**REQUIREMENT:**
Copy each line of the material below that includes the string "title".

-- -- --

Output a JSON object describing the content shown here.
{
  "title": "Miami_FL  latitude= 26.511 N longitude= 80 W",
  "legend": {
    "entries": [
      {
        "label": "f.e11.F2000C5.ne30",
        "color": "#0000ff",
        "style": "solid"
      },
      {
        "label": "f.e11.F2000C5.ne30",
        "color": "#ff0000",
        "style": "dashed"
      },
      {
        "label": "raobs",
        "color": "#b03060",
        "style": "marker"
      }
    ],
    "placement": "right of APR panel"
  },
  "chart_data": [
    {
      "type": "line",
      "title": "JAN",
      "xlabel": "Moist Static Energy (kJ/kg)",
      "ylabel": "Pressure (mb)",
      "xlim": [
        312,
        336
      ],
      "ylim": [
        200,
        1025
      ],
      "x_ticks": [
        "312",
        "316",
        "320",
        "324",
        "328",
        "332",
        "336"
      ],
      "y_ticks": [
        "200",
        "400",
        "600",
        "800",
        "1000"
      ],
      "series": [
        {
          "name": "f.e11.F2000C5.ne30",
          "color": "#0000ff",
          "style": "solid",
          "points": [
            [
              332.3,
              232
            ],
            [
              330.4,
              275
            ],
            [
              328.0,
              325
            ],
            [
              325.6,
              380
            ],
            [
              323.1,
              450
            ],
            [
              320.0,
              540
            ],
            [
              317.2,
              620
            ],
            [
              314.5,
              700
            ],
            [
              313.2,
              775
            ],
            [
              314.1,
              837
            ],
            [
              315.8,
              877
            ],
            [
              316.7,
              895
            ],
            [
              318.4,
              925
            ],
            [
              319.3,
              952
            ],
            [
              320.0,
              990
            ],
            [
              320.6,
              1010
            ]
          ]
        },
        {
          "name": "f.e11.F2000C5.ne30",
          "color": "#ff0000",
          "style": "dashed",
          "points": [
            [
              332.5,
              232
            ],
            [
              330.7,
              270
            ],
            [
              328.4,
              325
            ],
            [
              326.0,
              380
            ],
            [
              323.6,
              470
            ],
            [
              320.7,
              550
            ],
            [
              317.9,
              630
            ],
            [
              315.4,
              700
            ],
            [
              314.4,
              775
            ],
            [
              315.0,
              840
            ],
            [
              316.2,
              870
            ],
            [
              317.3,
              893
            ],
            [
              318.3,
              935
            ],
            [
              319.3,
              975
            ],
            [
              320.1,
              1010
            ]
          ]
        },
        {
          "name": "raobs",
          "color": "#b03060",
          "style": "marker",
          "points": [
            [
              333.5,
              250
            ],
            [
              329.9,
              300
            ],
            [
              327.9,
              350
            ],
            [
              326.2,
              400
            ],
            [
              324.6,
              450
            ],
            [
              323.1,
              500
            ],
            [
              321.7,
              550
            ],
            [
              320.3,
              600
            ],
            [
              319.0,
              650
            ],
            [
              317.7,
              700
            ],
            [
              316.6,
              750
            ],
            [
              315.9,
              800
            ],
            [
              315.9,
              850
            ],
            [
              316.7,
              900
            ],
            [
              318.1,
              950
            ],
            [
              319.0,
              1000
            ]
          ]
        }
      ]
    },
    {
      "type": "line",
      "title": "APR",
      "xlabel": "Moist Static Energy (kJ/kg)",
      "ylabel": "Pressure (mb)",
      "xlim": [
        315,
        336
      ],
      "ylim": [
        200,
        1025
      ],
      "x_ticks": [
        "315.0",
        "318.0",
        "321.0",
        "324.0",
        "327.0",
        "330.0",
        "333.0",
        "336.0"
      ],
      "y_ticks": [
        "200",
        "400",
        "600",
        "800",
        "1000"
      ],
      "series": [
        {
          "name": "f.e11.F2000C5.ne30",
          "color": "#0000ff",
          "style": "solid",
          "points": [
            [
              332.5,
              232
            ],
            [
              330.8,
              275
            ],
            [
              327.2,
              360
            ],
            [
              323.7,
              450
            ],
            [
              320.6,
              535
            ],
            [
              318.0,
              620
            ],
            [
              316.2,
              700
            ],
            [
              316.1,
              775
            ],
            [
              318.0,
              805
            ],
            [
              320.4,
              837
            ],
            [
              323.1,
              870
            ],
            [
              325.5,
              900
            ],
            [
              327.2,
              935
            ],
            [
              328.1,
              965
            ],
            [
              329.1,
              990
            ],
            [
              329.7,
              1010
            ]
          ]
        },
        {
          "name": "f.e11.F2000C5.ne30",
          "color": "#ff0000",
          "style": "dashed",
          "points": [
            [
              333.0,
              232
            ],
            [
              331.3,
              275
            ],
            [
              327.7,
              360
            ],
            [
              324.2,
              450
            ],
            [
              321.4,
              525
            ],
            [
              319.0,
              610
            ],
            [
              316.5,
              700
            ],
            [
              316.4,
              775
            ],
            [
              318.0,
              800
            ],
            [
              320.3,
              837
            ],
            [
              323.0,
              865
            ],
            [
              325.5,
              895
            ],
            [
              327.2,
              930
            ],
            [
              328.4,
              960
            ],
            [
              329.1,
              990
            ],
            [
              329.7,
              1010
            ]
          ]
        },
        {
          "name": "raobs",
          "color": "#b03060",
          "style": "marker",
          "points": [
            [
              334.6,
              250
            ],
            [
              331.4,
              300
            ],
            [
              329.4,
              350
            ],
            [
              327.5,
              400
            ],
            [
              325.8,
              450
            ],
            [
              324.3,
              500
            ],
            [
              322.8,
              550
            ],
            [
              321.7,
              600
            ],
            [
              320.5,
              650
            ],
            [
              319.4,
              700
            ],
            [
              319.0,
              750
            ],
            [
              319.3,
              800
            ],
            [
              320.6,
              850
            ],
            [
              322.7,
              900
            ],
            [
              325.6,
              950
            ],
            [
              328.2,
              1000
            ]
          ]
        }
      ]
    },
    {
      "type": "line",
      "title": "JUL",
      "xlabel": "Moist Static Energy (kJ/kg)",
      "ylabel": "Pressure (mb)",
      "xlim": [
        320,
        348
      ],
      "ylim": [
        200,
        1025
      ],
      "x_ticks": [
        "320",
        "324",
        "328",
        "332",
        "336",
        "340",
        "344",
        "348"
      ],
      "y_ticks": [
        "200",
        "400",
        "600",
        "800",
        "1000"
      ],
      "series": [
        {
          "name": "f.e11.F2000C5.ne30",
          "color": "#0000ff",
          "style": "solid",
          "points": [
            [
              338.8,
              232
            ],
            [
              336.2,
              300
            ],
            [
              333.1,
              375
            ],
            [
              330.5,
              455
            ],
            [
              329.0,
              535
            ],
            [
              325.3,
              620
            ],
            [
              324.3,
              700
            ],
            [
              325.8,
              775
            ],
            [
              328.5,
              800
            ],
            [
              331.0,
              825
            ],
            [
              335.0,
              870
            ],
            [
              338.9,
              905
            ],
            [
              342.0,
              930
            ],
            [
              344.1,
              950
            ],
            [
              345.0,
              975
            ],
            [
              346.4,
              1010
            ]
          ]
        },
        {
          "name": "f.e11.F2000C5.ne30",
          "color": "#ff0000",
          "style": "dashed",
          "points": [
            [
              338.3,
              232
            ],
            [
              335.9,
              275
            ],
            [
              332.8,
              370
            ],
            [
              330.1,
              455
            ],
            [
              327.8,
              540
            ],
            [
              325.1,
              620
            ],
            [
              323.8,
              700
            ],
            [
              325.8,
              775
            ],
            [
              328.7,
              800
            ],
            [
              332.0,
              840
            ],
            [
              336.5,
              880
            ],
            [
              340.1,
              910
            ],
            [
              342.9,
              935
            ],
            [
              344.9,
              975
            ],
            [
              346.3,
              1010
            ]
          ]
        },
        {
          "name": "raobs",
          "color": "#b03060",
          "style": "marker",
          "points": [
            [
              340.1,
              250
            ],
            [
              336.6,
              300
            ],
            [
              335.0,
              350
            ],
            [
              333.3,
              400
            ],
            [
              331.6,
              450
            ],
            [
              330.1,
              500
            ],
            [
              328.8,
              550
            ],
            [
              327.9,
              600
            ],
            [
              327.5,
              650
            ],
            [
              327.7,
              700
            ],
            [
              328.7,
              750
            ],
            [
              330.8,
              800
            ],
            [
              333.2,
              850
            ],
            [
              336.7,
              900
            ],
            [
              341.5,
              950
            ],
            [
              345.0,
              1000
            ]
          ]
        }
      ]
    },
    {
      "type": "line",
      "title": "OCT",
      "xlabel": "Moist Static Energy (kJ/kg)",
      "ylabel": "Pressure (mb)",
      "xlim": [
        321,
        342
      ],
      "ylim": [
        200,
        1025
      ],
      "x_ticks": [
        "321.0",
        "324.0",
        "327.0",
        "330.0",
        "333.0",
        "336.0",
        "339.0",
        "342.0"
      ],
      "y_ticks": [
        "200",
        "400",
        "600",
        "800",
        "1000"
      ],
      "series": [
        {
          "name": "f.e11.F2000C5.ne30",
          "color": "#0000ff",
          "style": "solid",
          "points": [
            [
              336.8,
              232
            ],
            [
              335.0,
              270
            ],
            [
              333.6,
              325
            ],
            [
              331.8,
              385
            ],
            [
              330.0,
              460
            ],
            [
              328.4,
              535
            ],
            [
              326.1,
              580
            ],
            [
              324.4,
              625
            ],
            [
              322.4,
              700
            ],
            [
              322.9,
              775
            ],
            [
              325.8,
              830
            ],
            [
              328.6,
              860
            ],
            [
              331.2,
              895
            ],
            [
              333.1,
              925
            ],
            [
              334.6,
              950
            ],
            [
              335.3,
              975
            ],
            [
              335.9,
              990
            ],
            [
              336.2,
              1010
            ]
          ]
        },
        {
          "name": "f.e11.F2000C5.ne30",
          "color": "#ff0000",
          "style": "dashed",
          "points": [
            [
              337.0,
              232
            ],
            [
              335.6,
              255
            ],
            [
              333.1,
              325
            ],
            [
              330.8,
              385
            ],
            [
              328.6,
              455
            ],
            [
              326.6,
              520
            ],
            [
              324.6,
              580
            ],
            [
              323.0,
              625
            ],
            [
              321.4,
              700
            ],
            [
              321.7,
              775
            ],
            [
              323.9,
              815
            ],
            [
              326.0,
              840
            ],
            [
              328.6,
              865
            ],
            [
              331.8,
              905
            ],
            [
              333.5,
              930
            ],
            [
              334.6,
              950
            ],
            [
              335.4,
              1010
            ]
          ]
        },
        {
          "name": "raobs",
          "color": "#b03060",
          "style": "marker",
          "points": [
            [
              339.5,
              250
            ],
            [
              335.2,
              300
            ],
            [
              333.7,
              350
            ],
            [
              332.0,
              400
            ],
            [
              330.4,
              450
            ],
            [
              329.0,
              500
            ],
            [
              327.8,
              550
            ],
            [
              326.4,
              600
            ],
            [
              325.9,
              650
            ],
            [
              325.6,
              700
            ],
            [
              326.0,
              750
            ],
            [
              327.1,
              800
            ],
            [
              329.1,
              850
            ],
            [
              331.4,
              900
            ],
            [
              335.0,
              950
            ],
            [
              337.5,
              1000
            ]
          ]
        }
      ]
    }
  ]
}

-- -- --

**RESPONSE:**
  "title": "Miami_FL  latitude= 26.511 N longitude= 80 W",
      "title": "JAN",
      "title": "APR",
      "title": "JUL",
      "title": "OCT",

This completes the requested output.